— BEGIN Exercise material —

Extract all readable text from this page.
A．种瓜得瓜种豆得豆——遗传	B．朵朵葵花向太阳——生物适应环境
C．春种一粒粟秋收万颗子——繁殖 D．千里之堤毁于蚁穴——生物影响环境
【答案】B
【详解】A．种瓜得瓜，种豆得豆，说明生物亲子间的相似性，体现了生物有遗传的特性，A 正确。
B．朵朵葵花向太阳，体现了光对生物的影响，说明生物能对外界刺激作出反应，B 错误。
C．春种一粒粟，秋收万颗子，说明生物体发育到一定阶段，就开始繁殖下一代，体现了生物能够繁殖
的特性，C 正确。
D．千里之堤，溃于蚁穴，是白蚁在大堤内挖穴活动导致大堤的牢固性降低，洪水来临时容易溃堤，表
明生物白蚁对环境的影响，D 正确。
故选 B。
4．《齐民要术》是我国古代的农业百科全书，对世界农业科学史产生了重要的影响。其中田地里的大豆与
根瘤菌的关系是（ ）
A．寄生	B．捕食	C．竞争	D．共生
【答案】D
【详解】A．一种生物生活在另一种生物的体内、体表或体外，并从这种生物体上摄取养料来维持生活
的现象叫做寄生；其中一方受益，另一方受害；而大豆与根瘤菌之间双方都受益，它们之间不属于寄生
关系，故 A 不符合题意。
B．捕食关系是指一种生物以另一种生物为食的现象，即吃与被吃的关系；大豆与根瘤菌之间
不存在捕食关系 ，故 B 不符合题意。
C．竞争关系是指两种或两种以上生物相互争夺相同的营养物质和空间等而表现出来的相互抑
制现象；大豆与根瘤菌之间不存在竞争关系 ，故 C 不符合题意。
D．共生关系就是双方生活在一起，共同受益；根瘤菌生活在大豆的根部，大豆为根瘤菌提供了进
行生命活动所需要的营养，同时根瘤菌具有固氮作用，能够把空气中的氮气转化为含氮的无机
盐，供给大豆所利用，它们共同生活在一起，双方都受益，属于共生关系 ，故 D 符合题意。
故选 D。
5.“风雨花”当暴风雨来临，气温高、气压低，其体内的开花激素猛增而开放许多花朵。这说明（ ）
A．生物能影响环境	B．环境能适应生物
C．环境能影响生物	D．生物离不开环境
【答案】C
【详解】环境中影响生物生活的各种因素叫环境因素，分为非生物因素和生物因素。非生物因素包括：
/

— END Exercise material —

**Stated exercise**
List the lines of the entries that include "不符合题意".

**Written response**
关系，故 A 不符合题意。
不存在捕食关系 ，故 B 不符合题意。
制现象；大豆与根瘤菌之间不存在竞争关系 ，故 C 不符合题意。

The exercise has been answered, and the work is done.